§ **DIRECTIONS FOR THIS TASK**:
Can the data below be set down again exactly, line for line?

═══ EXERCISE INPUTS

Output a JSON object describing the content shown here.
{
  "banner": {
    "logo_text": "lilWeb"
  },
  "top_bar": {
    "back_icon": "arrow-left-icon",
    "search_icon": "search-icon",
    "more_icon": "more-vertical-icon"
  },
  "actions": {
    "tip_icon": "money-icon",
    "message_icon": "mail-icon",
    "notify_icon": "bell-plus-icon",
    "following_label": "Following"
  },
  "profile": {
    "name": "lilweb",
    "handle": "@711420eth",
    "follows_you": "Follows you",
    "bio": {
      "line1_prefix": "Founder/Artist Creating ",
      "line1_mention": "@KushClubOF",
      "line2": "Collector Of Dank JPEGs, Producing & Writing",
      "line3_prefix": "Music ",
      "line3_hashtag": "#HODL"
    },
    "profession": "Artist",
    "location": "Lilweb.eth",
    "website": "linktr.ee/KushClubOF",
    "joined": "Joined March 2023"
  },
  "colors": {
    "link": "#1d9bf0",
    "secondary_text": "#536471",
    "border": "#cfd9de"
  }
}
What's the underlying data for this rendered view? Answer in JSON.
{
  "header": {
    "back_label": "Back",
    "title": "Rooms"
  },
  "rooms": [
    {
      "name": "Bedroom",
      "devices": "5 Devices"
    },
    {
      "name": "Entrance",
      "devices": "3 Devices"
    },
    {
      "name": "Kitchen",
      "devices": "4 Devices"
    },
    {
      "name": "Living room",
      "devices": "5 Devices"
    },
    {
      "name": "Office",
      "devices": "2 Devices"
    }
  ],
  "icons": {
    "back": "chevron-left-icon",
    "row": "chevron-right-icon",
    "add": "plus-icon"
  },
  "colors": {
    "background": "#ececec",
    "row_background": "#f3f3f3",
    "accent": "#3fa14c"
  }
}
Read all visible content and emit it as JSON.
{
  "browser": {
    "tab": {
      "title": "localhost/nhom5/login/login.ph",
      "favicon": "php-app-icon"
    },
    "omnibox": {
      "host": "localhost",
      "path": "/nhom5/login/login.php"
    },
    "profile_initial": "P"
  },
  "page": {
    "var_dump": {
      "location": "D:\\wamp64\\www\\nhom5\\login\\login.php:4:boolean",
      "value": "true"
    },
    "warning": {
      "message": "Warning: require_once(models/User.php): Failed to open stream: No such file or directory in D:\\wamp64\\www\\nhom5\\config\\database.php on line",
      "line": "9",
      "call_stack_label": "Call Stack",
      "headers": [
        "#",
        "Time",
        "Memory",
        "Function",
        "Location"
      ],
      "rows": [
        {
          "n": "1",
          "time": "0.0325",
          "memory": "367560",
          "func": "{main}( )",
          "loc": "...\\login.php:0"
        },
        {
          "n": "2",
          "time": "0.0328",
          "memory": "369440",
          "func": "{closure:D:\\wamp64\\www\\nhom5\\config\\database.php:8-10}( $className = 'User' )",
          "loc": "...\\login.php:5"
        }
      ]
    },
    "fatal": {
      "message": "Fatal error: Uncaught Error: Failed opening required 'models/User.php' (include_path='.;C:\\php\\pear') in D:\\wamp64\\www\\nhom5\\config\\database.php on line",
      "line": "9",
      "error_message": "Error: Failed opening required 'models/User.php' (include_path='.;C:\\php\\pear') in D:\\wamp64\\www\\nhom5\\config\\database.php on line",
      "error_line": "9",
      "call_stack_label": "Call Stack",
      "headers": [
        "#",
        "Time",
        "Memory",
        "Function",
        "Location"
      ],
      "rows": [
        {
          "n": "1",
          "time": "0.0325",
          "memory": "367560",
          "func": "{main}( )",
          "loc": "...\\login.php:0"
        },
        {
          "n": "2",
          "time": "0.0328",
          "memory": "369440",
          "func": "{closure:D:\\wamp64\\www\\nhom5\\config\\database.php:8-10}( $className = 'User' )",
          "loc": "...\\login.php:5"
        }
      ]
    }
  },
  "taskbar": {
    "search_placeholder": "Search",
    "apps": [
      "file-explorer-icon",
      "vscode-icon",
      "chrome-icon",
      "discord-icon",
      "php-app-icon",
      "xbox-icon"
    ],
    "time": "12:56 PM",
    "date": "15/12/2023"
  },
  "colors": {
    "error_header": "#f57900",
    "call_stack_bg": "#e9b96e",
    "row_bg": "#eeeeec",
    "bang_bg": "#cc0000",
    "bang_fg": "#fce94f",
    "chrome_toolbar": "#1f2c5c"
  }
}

══════

§ **TASK ANSWER**:
Output a JSON object describing the content shown here.
{
  "banner": {
    "logo_text": "lilWeb"
  },
  "top_bar": {
    "back_icon": "arrow-left-icon",
    "search_icon": "search-icon",
    "more_icon": "more-vertical-icon"
  },
  "actions": {
    "tip_icon": "money-icon",
    "message_icon": "mail-icon",
    "notify_icon": "bell-plus-icon",
    "following_label": "Following"
  },
  "profile": {
    "name": "lilweb",
    "handle": "@711420eth",
    "follows_you": "Follows you",
    "bio": {
      "line1_prefix": "Founder/Artist Creating ",
      "line1_mention": "@KushClubOF",
      "line2": "Collector Of Dank JPEGs, Producing & Writing",
      "line3_prefix": "Music ",
      "line3_hashtag": "#HODL"
    },
    "profession": "Artist",
    "location": "Lilweb.eth",
    "website": "linktr.ee/KushClubOF",
    "joined": "Joined March 2023"
  },
  "colors": {
    "link": "#1d9bf0",
    "secondary_text": "#536471",
    "border": "#cfd9de"
  }
}
What's the underlying data for this rendered view? Answer in JSON.
{
  "header": {
    "back_label": "Back",
    "title": "Rooms"
  },
  "rooms": [
    {
      "name": "Bedroom",
      "devices": "5 Devices"
    },
    {
      "name": "Entrance",
      "devices": "3 Devices"
    },
    {
      "name": "Kitchen",
      "devices": "4 Devices"
    },
    {
      "name": "Living room",
      "devices": "5 Devices"
    },
    {
      "name": "Office",
      "devices": "2 Devices"
    }
  ],
  "icons": {
    "back": "chevron-left-icon",
    "row": "chevron-right-icon",
    "add": "plus-icon"
  },
  "colors": {
    "background": "#ececec",
    "row_background": "#f3f3f3",
    "accent": "#3fa14c"
  }
}
Read all visible content and emit it as JSON.
{
  "browser": {
    "tab": {
      "title": "localhost/nhom5/login/login.ph",
      "favicon": "php-app-icon"
    },
    "omnibox": {
      "host": "localhost",
      "path": "/nhom5/login/login.php"
    },
    "profile_initial": "P"
  },
  "page": {
    "var_dump": {
      "location": "D:\\wamp64\\www\\nhom5\\login\\login.php:4:boolean",
      "value": "true"
    },
    "warning": {
      "message": "Warning: require_once(models/User.php): Failed to open stream: No such file or directory in D:\\wamp64\\www\\nhom5\\config\\database.php on line",
      "line": "9",
      "call_stack_label": "Call Stack",
      "headers": [
        "#",
        "Time",
        "Memory",
        "Function",
        "Location"
      ],
      "rows": [
        {
          "n": "1",
          "time": "0.0325",
          "memory": "367560",
          "func": "{main}( )",
          "loc": "...\\login.php:0"
        },
        {
          "n": "2",
          "time": "0.0328",
          "memory": "369440",
          "func": "{closure:D:\\wamp64\\www\\nhom5\\config\\database.php:8-10}( $className = 'User' )",
          "loc": "...\\login.php:5"
        }
      ]
    },
    "fatal": {
      "message": "Fatal error: Uncaught Error: Failed opening required 'models/User.php' (include_path='.;C:\\php\\pear') in D:\\wamp64\\www\\nhom5\\config\\database.php on line",
      "line": "9",
      "error_message": "Error: Failed opening required 'models/User.php' (include_path='.;C:\\php\\pear') in D:\\wamp64\\www\\nhom5\\config\\database.php on line",
      "error_line": "9",
      "call_stack_label": "Call Stack",
      "headers": [
        "#",
        "Time",
        "Memory",
        "Function",
        "Location"
      ],
      "rows": [
        {
          "n": "1",
          "time": "0.0325",
          "memory": "367560",
          "func": "{main}( )",
          "loc": "...\\login.php:0"
        },
        {
          "n": "2",
          "time": "0.0328",
          "memory": "369440",
          "func": "{closure:D:\\wamp64\\www\\nhom5\\config\\database.php:8-10}( $className = 'User' )",
          "loc": "...\\login.php:5"
        }
      ]
    }
  },
  "taskbar": {
    "search_placeholder": "Search",
    "apps": [
      "file-explorer-icon",
      "vscode-icon",
      "chrome-icon",
      "discord-icon",
      "php-app-icon",
      "xbox-icon"
    ],
    "time": "12:56 PM",
    "date": "15/12/2023"
  },
  "colors": {
    "error_header": "#f57900",
    "call_stack_bg": "#e9b96e",
    "row_bg": "#eeeeec",
    "bang_bg": "#cc0000",
    "bang_fg": "#fce94f",
    "chrome_toolbar": "#1f2c5c"
  }
}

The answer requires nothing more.